_Material for the task_
•••••

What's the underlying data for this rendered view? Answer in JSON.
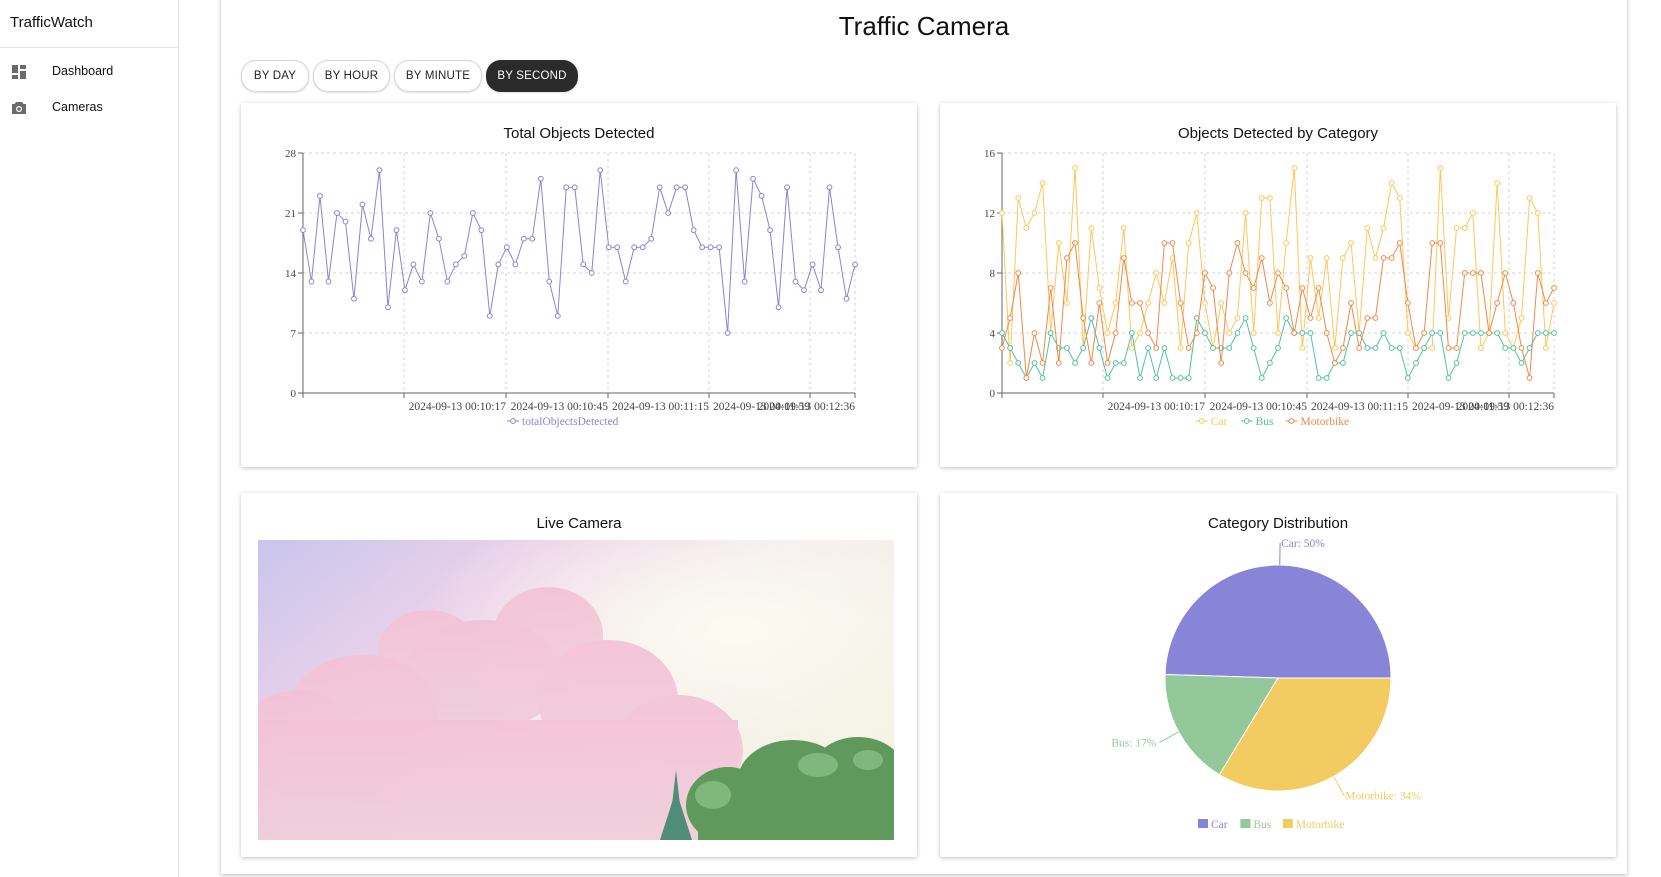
{
  "app": {
    "name": "TrafficWatch"
  },
  "sidebar": {
    "items": [
      {
        "label": "Dashboard",
        "icon": "dashboard-icon"
      },
      {
        "label": "Cameras",
        "icon": "camera-icon"
      }
    ]
  },
  "page": {
    "title": "Traffic Camera"
  },
  "granularity": {
    "options": [
      "BY DAY",
      "BY HOUR",
      "BY MINUTE",
      "BY SECOND"
    ],
    "selected": "BY SECOND"
  },
  "colors": {
    "total": "#8884d8",
    "car": "#ffc658",
    "bus": "#4fc3a1",
    "motorbike": "#f08a47",
    "pie_car": "#8884d8",
    "pie_bus": "#93c99a",
    "pie_motorbike": "#f2cc60"
  },
  "cards": {
    "total": {
      "title": "Total Objects Detected"
    },
    "category": {
      "title": "Objects Detected by Category"
    },
    "live": {
      "title": "Live Camera"
    },
    "distribution": {
      "title": "Category Distribution"
    }
  },
  "chart_data": [
    {
      "type": "line",
      "title": "Total Objects Detected",
      "x_tick_labels": [
        "2024-09-13 00:10:17",
        "2024-09-13 00:10:45",
        "2024-09-13 00:11:15",
        "2024-09-13 00:11:59",
        "2024-09-13 00:12:36"
      ],
      "y_ticks": [
        0,
        7,
        14,
        21,
        28
      ],
      "ylim": [
        0,
        28
      ],
      "grid": true,
      "legend": "bottom",
      "series": [
        {
          "name": "totalObjectsDetected",
          "values": [
            19,
            13,
            23,
            13,
            21,
            20,
            11,
            22,
            18,
            26,
            10,
            19,
            12,
            15,
            13,
            21,
            18,
            13,
            15,
            16,
            21,
            19,
            9,
            15,
            17,
            15,
            18,
            18,
            25,
            13,
            9,
            24,
            24,
            15,
            14,
            26,
            17,
            17,
            13,
            17,
            17,
            18,
            24,
            21,
            24,
            24,
            19,
            17,
            17,
            17,
            7,
            26,
            13,
            25,
            23,
            19,
            10,
            24,
            13,
            12,
            15,
            12,
            24,
            17,
            11,
            15
          ]
        }
      ]
    },
    {
      "type": "line",
      "title": "Objects Detected by Category",
      "x_tick_labels": [
        "2024-09-13 00:10:17",
        "2024-09-13 00:10:45",
        "2024-09-13 00:11:15",
        "2024-09-13 00:11:59",
        "2024-09-13 00:12:36"
      ],
      "y_ticks": [
        0,
        4,
        8,
        12,
        16
      ],
      "ylim": [
        0,
        16
      ],
      "grid": true,
      "legend": "bottom",
      "series": [
        {
          "name": "Car",
          "values": [
            12,
            2,
            13,
            11,
            12,
            14,
            4,
            10,
            6,
            15,
            3,
            11,
            7,
            4,
            6,
            11,
            3,
            4,
            6,
            8,
            6,
            9,
            3,
            10,
            12,
            6,
            3,
            6,
            4,
            5,
            12,
            4,
            13,
            13,
            4,
            10,
            15,
            3,
            9,
            5,
            9,
            3,
            9,
            10,
            4,
            11,
            9,
            11,
            14,
            13,
            4,
            3,
            3,
            3,
            15,
            5,
            11,
            11,
            12,
            3,
            4,
            14,
            4,
            3,
            5,
            13,
            12,
            3,
            6
          ]
        },
        {
          "name": "Bus",
          "values": [
            4,
            3,
            2,
            1,
            2,
            1,
            4,
            3,
            3,
            2,
            3,
            5,
            3,
            1,
            2,
            2,
            4,
            1,
            3,
            1,
            3,
            1,
            1,
            1,
            5,
            4,
            3,
            3,
            3,
            4,
            5,
            3,
            1,
            2,
            3,
            5,
            4,
            4,
            4,
            1,
            1,
            2,
            2,
            4,
            4,
            3,
            3,
            4,
            3,
            3,
            1,
            2,
            3,
            4,
            4,
            1,
            2,
            4,
            4,
            4,
            4,
            4,
            3,
            3,
            2,
            3,
            4,
            4,
            4
          ]
        },
        {
          "name": "Motorbike",
          "values": [
            3,
            5,
            8,
            1,
            4,
            2,
            7,
            2,
            9,
            10,
            5,
            2,
            6,
            2,
            4,
            9,
            6,
            6,
            4,
            3,
            10,
            10,
            6,
            3,
            4,
            8,
            7,
            2,
            8,
            10,
            8,
            7,
            9,
            6,
            8,
            7,
            4,
            7,
            5,
            7,
            4,
            2,
            3,
            6,
            3,
            5,
            5,
            9,
            9,
            10,
            6,
            3,
            4,
            10,
            10,
            3,
            3,
            8,
            8,
            8,
            4,
            6,
            8,
            6,
            3,
            1,
            8,
            6,
            7
          ]
        }
      ]
    },
    {
      "type": "pie",
      "title": "Category Distribution",
      "legend": "bottom",
      "labels": [
        "Car",
        "Bus",
        "Motorbike"
      ],
      "values": [
        50,
        17,
        34
      ],
      "value_labels": [
        "Car: 50%",
        "Bus: 17%",
        "Motorbike: 34%"
      ]
    }
  ]
}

•••••

_What needs to be done_
All of the lines above should be printed exactly, minus the pictures.

_Exercise solution_
What's the underlying data for this rendered view? Answer in JSON.
{
  "app": {
    "name": "TrafficWatch"
  },
  "sidebar": {
    "items": [
      {
        "label": "Dashboard",
        "icon": "dashboard-icon"
      },
      {
        "label": "Cameras",
        "icon": "camera-icon"
      }
    ]
  },
  "page": {
    "title": "Traffic Camera"
  },
  "granularity": {
    "options": [
      "BY DAY",
      "BY HOUR",
      "BY MINUTE",
      "BY SECOND"
    ],
    "selected": "BY SECOND"
  },
  "colors": {
    "total": "#8884d8",
    "car": "#ffc658",
    "bus": "#4fc3a1",
    "motorbike": "#f08a47",
    "pie_car": "#8884d8",
    "pie_bus": "#93c99a",
    "pie_motorbike": "#f2cc60"
  },
  "cards": {
    "total": {
      "title": "Total Objects Detected"
    },
    "category": {
      "title": "Objects Detected by Category"
    },
    "live": {
      "title": "Live Camera"
    },
    "distribution": {
      "title": "Category Distribution"
    }
  },
  "chart_data": [
    {
      "type": "line",
      "title": "Total Objects Detected",
      "x_tick_labels": [
        "2024-09-13 00:10:17",
        "2024-09-13 00:10:45",
        "2024-09-13 00:11:15",
        "2024-09-13 00:11:59",
        "2024-09-13 00:12:36"
      ],
      "y_ticks": [
        0,
        7,
        14,
        21,
        28
      ],
      "ylim": [
        0,
        28
      ],
      "grid": true,
      "legend": "bottom",
      "series": [
        {
          "name": "totalObjectsDetected",
          "values": [
            19,
            13,
            23,
            13,
            21,
            20,
            11,
            22,
            18,
            26,
            10,
            19,
            12,
            15,
            13,
            21,
            18,
            13,
            15,
            16,
            21,
            19,
            9,
            15,
            17,
            15,
            18,
            18,
            25,
            13,
            9,
            24,
            24,
            15,
            14,
            26,
            17,
            17,
            13,
            17,
            17,
            18,
            24,
            21,
            24,
            24,
            19,
            17,
            17,
            17,
            7,
            26,
            13,
            25,
            23,
            19,
            10,
            24,
            13,
            12,
            15,
            12,
            24,
            17,
            11,
            15
          ]
        }
      ]
    },
    {
      "type": "line",
      "title": "Objects Detected by Category",
      "x_tick_labels": [
        "2024-09-13 00:10:17",
        "2024-09-13 00:10:45",
        "2024-09-13 00:11:15",
        "2024-09-13 00:11:59",
        "2024-09-13 00:12:36"
      ],
      "y_ticks": [
        0,
        4,
        8,
        12,
        16
      ],
      "ylim": [
        0,
        16
      ],
      "grid": true,
      "legend": "bottom",
      "series": [
        {
          "name": "Car",
          "values": [
            12,
            2,
            13,
            11,
            12,
            14,
            4,
            10,
            6,
            15,
            3,
            11,
            7,
            4,
            6,
            11,
            3,
            4,
            6,
            8,
            6,
            9,
            3,
            10,
            12,
            6,
            3,
            6,
            4,
            5,
            12,
            4,
            13,
            13,
            4,
            10,
            15,
            3,
            9,
            5,
            9,
            3,
            9,
            10,
            4,
            11,
            9,
            11,
            14,
            13,
            4,
            3,
            3,
            3,
            15,
            5,
            11,
            11,
            12,
            3,
            4,
            14,
            4,
            3,
            5,
            13,
            12,
            3,
            6
          ]
        },
        {
          "name": "Bus",
          "values": [
            4,
            3,
            2,
            1,
            2,
            1,
            4,
            3,
            3,
            2,
            3,
            5,
            3,
            1,
            2,
            2,
            4,
            1,
            3,
            1,
            3,
            1,
            1,
            1,
            5,
            4,
            3,
            3,
            3,
            4,
            5,
            3,
            1,
            2,
            3,
            5,
            4,
            4,
            4,
            1,
            1,
            2,
            2,
            4,
            4,
            3,
            3,
            4,
            3,
            3,
            1,
            2,
            3,
            4,
            4,
            1,
            2,
            4,
            4,
            4,
            4,
            4,
            3,
            3,
            2,
            3,
            4,
            4,
            4
          ]
        },
        {
          "name": "Motorbike",
          "values": [
            3,
            5,
            8,
            1,
            4,
            2,
            7,
            2,
            9,
            10,
            5,
            2,
            6,
            2,
            4,
            9,
            6,
            6,
            4,
            3,
            10,
            10,
            6,
            3,
            4,
            8,
            7,
            2,
            8,
            10,
            8,
            7,
            9,
            6,
            8,
            7,
            4,
            7,
            5,
            7,
            4,
            2,
            3,
            6,
            3,
            5,
            5,
            9,
            9,
            10,
            6,
            3,
            4,
            10,
            10,
            3,
            3,
            8,
            8,
            8,
            4,
            6,
            8,
            6,
            3,
            1,
            8,
            6,
            7
          ]
        }
      ]
    },
    {
      "type": "pie",
      "title": "Category Distribution",
      "legend": "bottom",
      "labels": [
        "Car",
        "Bus",
        "Motorbike"
      ],
      "values": [
        50,
        17,
        34
      ],
      "value_labels": [
        "Car: 50%",
        "Bus: 17%",
        "Motorbike: 34%"
      ]
    }
  ]
}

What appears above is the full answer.